Directions for this task — Find all lines in the listing that include the word "icon", then copy them.

[Extracted data entries]
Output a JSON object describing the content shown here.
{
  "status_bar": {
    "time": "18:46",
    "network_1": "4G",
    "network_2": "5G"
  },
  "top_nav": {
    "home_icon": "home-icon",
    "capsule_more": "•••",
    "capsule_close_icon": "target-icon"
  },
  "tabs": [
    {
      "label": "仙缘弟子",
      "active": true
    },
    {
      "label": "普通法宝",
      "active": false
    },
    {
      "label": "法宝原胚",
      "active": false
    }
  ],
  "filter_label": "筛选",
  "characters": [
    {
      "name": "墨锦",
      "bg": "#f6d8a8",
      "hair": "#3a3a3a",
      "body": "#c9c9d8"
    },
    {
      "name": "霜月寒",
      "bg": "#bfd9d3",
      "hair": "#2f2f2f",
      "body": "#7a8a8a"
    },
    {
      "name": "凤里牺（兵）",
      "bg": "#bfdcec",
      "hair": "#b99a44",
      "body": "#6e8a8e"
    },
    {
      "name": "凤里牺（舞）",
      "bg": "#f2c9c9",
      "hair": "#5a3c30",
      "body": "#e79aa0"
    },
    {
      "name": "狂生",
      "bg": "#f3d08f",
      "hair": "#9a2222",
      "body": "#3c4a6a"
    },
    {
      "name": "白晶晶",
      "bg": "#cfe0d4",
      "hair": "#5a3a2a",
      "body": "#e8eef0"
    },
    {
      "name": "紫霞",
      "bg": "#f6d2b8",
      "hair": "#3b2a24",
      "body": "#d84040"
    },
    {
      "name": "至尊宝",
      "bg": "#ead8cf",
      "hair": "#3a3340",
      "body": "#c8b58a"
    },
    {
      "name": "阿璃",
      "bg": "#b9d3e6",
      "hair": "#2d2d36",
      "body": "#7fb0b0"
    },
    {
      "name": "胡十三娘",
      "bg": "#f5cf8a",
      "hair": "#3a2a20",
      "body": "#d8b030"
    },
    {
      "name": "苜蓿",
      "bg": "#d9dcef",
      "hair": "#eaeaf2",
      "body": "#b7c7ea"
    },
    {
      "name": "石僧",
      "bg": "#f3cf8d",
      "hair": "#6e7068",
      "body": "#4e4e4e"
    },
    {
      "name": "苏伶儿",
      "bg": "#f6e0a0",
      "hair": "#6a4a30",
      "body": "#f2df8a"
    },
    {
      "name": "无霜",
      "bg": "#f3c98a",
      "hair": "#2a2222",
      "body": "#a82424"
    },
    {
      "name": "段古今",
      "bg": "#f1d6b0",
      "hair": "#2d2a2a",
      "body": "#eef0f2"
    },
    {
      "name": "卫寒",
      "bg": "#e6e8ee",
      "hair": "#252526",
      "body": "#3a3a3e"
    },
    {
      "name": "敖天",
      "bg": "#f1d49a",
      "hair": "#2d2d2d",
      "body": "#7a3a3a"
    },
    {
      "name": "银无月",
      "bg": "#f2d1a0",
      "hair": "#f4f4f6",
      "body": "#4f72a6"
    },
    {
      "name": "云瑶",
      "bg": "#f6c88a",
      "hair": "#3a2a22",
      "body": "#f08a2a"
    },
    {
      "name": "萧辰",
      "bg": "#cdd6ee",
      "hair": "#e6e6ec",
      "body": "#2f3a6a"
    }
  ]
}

Task response —
    "home_icon": "home-icon",
    "capsule_close_icon": "target-icon"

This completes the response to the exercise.